**Task description**
Copy the lines that run from the start of the records through the line that contains "app-description: Artifact Tracking", keeping every character as it is.

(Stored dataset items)
● ● ● ● ●
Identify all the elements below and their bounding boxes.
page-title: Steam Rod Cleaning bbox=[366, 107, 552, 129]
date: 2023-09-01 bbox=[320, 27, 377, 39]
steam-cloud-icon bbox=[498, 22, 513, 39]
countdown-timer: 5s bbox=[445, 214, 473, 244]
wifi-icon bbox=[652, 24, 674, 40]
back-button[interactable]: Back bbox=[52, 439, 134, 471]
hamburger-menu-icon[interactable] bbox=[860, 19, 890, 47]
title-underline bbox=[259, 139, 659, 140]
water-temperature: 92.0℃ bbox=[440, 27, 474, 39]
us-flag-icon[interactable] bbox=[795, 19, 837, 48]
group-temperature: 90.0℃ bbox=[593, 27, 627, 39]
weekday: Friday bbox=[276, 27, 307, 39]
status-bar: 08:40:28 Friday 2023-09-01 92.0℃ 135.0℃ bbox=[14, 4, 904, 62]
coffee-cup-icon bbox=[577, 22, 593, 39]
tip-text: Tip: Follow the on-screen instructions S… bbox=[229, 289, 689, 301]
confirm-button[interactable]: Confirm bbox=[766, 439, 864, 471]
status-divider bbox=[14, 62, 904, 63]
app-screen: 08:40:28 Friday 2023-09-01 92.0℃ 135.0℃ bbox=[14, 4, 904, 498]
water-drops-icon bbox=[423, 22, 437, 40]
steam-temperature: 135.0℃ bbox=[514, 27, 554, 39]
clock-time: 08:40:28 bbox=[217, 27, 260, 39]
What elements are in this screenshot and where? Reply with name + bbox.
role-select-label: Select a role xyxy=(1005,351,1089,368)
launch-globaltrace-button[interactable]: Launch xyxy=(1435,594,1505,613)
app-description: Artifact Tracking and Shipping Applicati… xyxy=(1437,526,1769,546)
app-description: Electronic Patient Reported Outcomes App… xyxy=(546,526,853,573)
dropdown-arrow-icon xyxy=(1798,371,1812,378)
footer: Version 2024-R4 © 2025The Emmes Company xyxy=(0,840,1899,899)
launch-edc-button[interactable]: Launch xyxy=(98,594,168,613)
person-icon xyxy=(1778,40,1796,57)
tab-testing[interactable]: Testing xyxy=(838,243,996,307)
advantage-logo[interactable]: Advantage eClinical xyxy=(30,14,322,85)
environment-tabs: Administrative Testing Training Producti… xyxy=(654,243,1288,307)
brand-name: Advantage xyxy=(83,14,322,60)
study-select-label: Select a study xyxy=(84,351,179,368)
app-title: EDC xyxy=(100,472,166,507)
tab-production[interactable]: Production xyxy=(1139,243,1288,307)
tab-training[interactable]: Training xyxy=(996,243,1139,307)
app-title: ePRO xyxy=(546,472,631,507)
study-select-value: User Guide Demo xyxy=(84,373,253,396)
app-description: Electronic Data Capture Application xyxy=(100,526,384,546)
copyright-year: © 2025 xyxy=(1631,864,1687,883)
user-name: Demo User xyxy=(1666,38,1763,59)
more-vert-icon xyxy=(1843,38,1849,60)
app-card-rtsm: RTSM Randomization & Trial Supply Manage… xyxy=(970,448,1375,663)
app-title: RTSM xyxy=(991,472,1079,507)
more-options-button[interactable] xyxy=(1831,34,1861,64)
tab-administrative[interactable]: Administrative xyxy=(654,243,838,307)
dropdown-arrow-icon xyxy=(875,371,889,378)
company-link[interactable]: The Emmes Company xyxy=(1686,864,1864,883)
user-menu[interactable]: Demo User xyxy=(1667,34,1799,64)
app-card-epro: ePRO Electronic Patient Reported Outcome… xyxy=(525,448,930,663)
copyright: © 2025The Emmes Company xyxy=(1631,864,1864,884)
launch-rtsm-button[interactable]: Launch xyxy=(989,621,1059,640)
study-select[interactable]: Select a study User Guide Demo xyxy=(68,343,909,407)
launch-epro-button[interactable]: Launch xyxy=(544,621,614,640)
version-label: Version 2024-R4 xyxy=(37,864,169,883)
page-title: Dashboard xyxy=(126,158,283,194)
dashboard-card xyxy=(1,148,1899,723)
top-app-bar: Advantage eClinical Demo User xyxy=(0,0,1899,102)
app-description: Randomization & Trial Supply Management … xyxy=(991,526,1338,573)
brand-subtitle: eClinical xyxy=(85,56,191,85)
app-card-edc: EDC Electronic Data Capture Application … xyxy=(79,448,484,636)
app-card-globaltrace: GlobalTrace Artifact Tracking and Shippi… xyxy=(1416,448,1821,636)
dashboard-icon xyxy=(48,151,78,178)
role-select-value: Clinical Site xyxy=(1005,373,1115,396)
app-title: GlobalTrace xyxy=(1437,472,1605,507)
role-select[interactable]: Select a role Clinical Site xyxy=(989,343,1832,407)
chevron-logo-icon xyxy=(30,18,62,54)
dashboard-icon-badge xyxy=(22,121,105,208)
● ● ● ● ●
**The result**
Identify all the elements below and their bounding boxes.
page-title: Steam Rod Cleaning bbox=[366, 107, 552, 129]
date: 2023-09-01 bbox=[320, 27, 377, 39]
steam-cloud-icon bbox=[498, 22, 513, 39]
countdown-timer: 5s bbox=[445, 214, 473, 244]
wifi-icon bbox=[652, 24, 674, 40]
back-button[interactable]: Back bbox=[52, 439, 134, 471]
hamburger-menu-icon[interactable] bbox=[860, 19, 890, 47]
title-underline bbox=[259, 139, 659, 140]
water-temperature: 92.0℃ bbox=[440, 27, 474, 39]
us-flag-icon[interactable] bbox=[795, 19, 837, 48]
group-temperature: 90.0℃ bbox=[593, 27, 627, 39]
weekday: Friday bbox=[276, 27, 307, 39]
status-bar: 08:40:28 Friday 2023-09-01 92.0℃ 135.0℃ bbox=[14, 4, 904, 62]
coffee-cup-icon bbox=[577, 22, 593, 39]
tip-text: Tip: Follow the on-screen instructions S… bbox=[229, 289, 689, 301]
confirm-button[interactable]: Confirm bbox=[766, 439, 864, 471]
status-divider bbox=[14, 62, 904, 63]
app-screen: 08:40:28 Friday 2023-09-01 92.0℃ 135.0℃ bbox=[14, 4, 904, 498]
water-drops-icon bbox=[423, 22, 437, 40]
steam-temperature: 135.0℃ bbox=[514, 27, 554, 39]
clock-time: 08:40:28 bbox=[217, 27, 260, 39]
What elements are in this screenshot and where? Reply with name + bbox.
role-select-label: Select a role xyxy=(1005,351,1089,368)
launch-globaltrace-button[interactable]: Launch xyxy=(1435,594,1505,613)
app-description: Artifact Tracking and Shipping Applicati… xyxy=(1437,526,1769,546)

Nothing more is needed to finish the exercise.